§ EXPLORE THE MATERIAL:
A. From the post on Windows memory statistics, extract the passage starting with "I would echo" and going on through "is quite subtle).", copying it word for word.
B. In the post on Windows memory statistics, condense the paragraph beginning "D3D resources will always allocate" into a short bulleted list that keeps its main facts.
C. Write a continuation of the post on Windows memory statistics, picking up after its final sentence.

§ DOCUMENT SEGMENT:
##############################
I would echo what galo1n mentioned about being careful with regards to which memory statistic you're looking at. Like any OS that uses virtual memory. Windows has quite a few statistics that you can query via task manager or Win32 API's and they all have different meanings (and sometimes the difference is quite subtle).
D3D resources will always allocate committed virtual memory via VirtualAlloc. This will increase the "commit size" in task manager, which is telling you the total amount of committed virtual memory in the process. By extension it will also increase the system total commit size that you can view under the "Performance" tab of task manager (it's the value labeled "Committed"). If you want to query these values programatically, you can use GetProcessMemoryInfo for process-specific stats and GetPerformanceInfo for system-wide stats.
Committed memory has to be backed up by either system memory or the page file, which means that your commit total is typically not equal to the physical RAM consumption of your process. To see that, you want to look at the private working set, which is visible in task manager under the Details and Performance tabs. The process and system totals are also returned by the functions I linked above. In general your working set will be a function of how much memory your program is actually accessing at any given time. So if you allocate a bunch of memory that you never use, it can get paged out to disk and it won't be reflected in your working set. However Windows tends to only page out data when it really needs to, so if you access some memory once and then never again, it can stay in your working set until somebody needs that physical memory.
##############################
§ SUPPLIED INFORMATION:
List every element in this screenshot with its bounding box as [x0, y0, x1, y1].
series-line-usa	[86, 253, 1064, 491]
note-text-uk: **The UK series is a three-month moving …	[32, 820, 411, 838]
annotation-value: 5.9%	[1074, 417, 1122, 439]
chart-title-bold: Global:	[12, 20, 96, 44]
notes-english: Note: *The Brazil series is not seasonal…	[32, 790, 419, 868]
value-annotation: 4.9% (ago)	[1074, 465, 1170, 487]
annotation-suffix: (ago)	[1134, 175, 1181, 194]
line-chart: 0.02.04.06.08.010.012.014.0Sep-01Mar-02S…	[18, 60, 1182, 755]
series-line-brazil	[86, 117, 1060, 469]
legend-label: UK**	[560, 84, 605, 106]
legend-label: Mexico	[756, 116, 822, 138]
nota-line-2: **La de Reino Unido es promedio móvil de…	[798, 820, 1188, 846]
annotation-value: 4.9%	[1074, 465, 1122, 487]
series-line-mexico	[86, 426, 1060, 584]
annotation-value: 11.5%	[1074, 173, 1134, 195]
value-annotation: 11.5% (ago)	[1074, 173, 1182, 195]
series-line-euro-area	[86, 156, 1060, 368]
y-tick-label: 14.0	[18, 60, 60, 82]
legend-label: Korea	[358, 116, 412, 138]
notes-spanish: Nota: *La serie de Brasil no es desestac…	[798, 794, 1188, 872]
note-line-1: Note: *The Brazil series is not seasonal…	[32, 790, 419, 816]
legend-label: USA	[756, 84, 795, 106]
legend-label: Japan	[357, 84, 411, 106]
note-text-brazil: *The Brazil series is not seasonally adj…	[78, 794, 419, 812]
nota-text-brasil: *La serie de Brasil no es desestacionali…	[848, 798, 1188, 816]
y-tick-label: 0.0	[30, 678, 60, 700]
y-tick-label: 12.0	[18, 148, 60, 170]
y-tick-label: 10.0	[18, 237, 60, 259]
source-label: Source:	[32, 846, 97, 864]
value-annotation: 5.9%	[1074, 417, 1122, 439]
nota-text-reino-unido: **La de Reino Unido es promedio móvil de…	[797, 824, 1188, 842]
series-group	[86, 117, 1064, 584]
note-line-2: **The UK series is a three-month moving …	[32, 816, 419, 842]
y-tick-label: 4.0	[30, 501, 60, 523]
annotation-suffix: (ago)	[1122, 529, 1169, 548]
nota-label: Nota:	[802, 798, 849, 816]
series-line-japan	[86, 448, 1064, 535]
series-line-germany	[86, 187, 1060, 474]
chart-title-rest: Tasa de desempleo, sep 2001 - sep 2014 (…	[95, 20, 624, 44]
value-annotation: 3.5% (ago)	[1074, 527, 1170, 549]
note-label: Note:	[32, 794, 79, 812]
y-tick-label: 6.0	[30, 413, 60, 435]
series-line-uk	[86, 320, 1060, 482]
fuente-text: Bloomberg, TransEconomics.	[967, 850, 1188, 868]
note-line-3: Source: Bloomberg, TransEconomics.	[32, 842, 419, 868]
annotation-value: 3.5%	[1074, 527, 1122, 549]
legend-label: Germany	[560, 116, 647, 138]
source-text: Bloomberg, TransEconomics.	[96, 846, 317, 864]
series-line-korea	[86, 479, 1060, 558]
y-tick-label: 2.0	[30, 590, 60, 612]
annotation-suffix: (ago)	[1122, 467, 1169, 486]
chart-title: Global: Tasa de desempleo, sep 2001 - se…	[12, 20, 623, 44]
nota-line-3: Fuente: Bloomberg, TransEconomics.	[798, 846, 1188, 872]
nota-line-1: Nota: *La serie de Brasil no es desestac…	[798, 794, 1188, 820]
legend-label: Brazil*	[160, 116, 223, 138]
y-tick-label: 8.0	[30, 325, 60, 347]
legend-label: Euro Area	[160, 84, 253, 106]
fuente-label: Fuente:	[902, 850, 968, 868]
##############################
§ RESULTS OF THE EXERCISE:
A.
I would echo what galo1n mentioned about being careful with regards to which memory statistic you're looking at. Like any OS that uses virtual memory. Windows has quite a few statistics that you can query via task manager or Win32 API's and they all have different meanings (and sometimes the difference is quite subtle).

B.
- D3D resources always allocate committed virtual memory through VirtualAlloc.
- This raises the process's "commit size" in task manager, the total committed virtual memory of the process.
- It also raises the system-wide commit total, shown as "Committed" under task manager's "Performance" tab.
- To query these values in code, use GetProcessMemoryInfo for per-process stats and GetPerformanceInfo for system-wide stats.

C.
If your D3D resources are causing a large increase in your working set, then it's possible that you're over-committing the GPU's dedicated memory pool. Either the Windows video memory manager (VidMM) or the video card driver (depending on the version of Windows that you're running) will automatically move GPU data to and from system memory if it can't keep the entire system's worth of resources resident in dedicated GPU memory. If this happens a lot it can really tank your performance, so you generally want to avoid it as much as possible. You can check for this by capturing your program with ETW and using GPUView, or by using the new PIX for Windows.
In general though you probably want to limit your committed memory as much as possible, even if your working set is low. Like I mentioned earlier it needs to be backed up by either system memory or the page file, and if those are both exhausted your system will start to get very unhappy and either you or the video card's user-mode driver will crash and burn. This unfortunately means that the system's physical memory amount, page file size, and memory usage of other programs will dictate how much memory you can use without crashing, which in turn means that your higher performance settings may crash even if they have a nice GPU with lots of dedicated memory. On the last game I shipped there were a non-trivial number of crashes from users with high-end video cards who cranked their settings, but had their page file turned off!